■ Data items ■

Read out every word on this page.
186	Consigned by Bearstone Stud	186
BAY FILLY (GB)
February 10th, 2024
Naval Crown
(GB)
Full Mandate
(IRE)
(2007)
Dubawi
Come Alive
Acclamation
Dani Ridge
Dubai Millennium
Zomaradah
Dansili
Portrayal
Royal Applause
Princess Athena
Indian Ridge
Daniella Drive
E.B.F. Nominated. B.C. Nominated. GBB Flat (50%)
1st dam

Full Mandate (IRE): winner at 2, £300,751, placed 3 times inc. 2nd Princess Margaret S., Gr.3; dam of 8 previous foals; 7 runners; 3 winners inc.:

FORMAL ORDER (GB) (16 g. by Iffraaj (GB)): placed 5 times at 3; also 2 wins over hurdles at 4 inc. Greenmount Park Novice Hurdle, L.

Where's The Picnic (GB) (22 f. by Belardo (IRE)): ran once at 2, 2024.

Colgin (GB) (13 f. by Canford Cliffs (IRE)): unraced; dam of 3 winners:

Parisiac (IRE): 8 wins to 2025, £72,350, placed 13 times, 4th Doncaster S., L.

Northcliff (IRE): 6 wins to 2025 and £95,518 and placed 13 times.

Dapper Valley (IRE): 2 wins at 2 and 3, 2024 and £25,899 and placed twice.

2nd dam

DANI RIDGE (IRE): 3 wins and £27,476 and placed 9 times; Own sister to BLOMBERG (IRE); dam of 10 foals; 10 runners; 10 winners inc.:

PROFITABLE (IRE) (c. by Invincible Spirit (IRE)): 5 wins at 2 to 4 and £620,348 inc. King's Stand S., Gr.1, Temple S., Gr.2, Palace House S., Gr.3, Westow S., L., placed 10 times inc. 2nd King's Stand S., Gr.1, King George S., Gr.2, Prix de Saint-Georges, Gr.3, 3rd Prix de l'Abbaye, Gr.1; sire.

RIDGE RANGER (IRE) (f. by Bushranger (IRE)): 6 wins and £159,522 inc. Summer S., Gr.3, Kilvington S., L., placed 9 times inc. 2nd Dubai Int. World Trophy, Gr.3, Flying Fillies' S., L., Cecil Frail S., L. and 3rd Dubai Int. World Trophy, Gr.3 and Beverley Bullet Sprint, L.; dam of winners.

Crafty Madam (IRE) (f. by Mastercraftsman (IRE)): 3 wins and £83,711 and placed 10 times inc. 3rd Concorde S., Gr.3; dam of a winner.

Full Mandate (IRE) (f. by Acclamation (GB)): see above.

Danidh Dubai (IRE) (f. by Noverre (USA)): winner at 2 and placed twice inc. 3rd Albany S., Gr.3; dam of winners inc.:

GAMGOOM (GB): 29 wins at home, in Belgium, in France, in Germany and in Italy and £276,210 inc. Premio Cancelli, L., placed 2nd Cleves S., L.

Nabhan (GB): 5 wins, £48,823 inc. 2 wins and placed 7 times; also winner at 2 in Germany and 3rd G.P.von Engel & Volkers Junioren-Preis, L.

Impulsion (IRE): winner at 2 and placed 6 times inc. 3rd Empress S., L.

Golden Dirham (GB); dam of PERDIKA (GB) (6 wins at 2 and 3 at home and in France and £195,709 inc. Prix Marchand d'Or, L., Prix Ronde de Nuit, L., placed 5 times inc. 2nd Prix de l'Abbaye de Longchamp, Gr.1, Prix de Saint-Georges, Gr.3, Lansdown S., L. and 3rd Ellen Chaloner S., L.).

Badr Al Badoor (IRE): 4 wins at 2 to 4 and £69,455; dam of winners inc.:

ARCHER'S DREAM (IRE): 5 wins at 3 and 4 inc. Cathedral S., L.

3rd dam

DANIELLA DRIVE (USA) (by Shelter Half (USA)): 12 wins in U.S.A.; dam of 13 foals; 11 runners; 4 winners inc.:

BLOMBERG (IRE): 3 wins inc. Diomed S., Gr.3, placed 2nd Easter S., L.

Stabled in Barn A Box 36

■ Prompt ■
Show, from the listing above, each line that contains the word "Mandate".

■ Problem solution ■
Full Mandate
Full Mandate (IRE): winner at 2, £300,751, placed 3 times inc. 2nd Princess Margaret S., Gr.3; dam of 8 previous foals; 7 runners; 3 winners inc.:
Full Mandate (IRE) (f. by Acclamation (GB)): see above.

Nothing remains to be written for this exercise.